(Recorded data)
+ + + + + + +
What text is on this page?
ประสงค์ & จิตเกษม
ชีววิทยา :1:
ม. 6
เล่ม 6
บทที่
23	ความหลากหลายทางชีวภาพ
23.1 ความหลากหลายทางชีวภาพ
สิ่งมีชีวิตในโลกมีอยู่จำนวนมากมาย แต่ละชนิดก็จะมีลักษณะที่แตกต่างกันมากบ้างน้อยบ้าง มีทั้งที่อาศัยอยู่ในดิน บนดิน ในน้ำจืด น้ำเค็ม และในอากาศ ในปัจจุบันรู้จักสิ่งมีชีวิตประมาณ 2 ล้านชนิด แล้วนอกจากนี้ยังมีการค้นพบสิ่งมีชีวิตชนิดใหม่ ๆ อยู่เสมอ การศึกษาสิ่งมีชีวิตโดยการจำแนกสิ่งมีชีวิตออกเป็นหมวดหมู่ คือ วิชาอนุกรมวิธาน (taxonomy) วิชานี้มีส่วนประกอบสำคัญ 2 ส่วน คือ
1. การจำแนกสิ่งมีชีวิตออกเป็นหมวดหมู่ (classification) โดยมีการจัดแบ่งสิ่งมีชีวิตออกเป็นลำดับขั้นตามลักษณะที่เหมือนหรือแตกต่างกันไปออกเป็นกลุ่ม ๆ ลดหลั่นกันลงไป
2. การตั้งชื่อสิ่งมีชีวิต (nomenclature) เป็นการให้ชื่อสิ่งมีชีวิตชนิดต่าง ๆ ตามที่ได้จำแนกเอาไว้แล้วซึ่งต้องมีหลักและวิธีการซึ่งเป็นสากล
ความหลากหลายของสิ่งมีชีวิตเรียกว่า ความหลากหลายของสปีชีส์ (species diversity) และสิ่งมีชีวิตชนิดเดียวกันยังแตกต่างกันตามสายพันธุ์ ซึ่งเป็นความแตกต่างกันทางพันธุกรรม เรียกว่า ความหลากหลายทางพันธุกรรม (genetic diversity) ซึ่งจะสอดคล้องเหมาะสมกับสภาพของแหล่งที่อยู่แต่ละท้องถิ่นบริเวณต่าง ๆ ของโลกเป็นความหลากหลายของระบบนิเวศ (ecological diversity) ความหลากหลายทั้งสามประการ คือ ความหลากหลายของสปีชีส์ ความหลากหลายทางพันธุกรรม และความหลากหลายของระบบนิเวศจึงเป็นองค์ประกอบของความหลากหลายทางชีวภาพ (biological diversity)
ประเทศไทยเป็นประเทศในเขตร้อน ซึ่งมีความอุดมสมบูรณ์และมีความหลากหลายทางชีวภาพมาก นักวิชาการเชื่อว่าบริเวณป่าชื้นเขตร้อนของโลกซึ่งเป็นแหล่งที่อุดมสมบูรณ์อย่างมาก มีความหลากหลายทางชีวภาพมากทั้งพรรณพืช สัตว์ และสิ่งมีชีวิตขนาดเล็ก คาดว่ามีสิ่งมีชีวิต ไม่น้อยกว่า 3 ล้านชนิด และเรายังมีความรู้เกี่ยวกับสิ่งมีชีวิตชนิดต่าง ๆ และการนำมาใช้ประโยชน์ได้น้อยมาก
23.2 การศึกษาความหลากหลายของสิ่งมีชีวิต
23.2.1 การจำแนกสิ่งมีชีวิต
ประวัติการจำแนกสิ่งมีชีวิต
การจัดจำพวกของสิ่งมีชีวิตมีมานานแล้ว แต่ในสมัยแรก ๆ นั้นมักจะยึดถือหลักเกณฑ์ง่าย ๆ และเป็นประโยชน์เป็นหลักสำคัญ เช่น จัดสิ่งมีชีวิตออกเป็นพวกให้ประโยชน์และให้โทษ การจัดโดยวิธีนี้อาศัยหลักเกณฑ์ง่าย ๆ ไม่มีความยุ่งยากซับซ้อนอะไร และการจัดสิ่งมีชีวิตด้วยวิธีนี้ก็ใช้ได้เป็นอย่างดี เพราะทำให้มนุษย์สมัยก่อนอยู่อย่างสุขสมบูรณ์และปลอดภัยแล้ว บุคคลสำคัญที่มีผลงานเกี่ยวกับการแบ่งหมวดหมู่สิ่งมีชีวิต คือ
+ + + + + + +
* Stated goal:
All entries must be repeated verbatim.

* The output:
What text is on this page?
ประสงค์ & จิตเกษม
ชีววิทยา :1:
ม. 6
เล่ม 6
บทที่
23	ความหลากหลายทางชีวภาพ
23.1 ความหลากหลายทางชีวภาพ
สิ่งมีชีวิตในโลกมีอยู่จำนวนมากมาย แต่ละชนิดก็จะมีลักษณะที่แตกต่างกันมากบ้างน้อยบ้าง มีทั้งที่อาศัยอยู่ในดิน บนดิน ในน้ำจืด น้ำเค็ม และในอากาศ ในปัจจุบันรู้จักสิ่งมีชีวิตประมาณ 2 ล้านชนิด แล้วนอกจากนี้ยังมีการค้นพบสิ่งมีชีวิตชนิดใหม่ ๆ อยู่เสมอ การศึกษาสิ่งมีชีวิตโดยการจำแนกสิ่งมีชีวิตออกเป็นหมวดหมู่ คือ วิชาอนุกรมวิธาน (taxonomy) วิชานี้มีส่วนประกอบสำคัญ 2 ส่วน คือ
1. การจำแนกสิ่งมีชีวิตออกเป็นหมวดหมู่ (classification) โดยมีการจัดแบ่งสิ่งมีชีวิตออกเป็นลำดับขั้นตามลักษณะที่เหมือนหรือแตกต่างกันไปออกเป็นกลุ่ม ๆ ลดหลั่นกันลงไป
2. การตั้งชื่อสิ่งมีชีวิต (nomenclature) เป็นการให้ชื่อสิ่งมีชีวิตชนิดต่าง ๆ ตามที่ได้จำแนกเอาไว้แล้วซึ่งต้องมีหลักและวิธีการซึ่งเป็นสากล
ความหลากหลายของสิ่งมีชีวิตเรียกว่า ความหลากหลายของสปีชีส์ (species diversity) และสิ่งมีชีวิตชนิดเดียวกันยังแตกต่างกันตามสายพันธุ์ ซึ่งเป็นความแตกต่างกันทางพันธุกรรม เรียกว่า ความหลากหลายทางพันธุกรรม (genetic diversity) ซึ่งจะสอดคล้องเหมาะสมกับสภาพของแหล่งที่อยู่แต่ละท้องถิ่นบริเวณต่าง ๆ ของโลกเป็นความหลากหลายของระบบนิเวศ (ecological diversity) ความหลากหลายทั้งสามประการ คือ ความหลากหลายของสปีชีส์ ความหลากหลายทางพันธุกรรม และความหลากหลายของระบบนิเวศจึงเป็นองค์ประกอบของความหลากหลายทางชีวภาพ (biological diversity)
ประเทศไทยเป็นประเทศในเขตร้อน ซึ่งมีความอุดมสมบูรณ์และมีความหลากหลายทางชีวภาพมาก นักวิชาการเชื่อว่าบริเวณป่าชื้นเขตร้อนของโลกซึ่งเป็นแหล่งที่อุดมสมบูรณ์อย่างมาก มีความหลากหลายทางชีวภาพมากทั้งพรรณพืช สัตว์ และสิ่งมีชีวิตขนาดเล็ก คาดว่ามีสิ่งมีชีวิต ไม่น้อยกว่า 3 ล้านชนิด และเรายังมีความรู้เกี่ยวกับสิ่งมีชีวิตชนิดต่าง ๆ และการนำมาใช้ประโยชน์ได้น้อยมาก
23.2 การศึกษาความหลากหลายของสิ่งมีชีวิต
23.2.1 การจำแนกสิ่งมีชีวิต
ประวัติการจำแนกสิ่งมีชีวิต
การจัดจำพวกของสิ่งมีชีวิตมีมานานแล้ว แต่ในสมัยแรก ๆ นั้นมักจะยึดถือหลักเกณฑ์ง่าย ๆ และเป็นประโยชน์เป็นหลักสำคัญ เช่น จัดสิ่งมีชีวิตออกเป็นพวกให้ประโยชน์และให้โทษ การจัดโดยวิธีนี้อาศัยหลักเกณฑ์ง่าย ๆ ไม่มีความยุ่งยากซับซ้อนอะไร และการจัดสิ่งมีชีวิตด้วยวิธีนี้ก็ใช้ได้เป็นอย่างดี เพราะทำให้มนุษย์สมัยก่อนอยู่อย่างสุขสมบูรณ์และปลอดภัยแล้ว บุคคลสำคัญที่มีผลงานเกี่ยวกับการแบ่งหมวดหมู่สิ่งมีชีวิต คือ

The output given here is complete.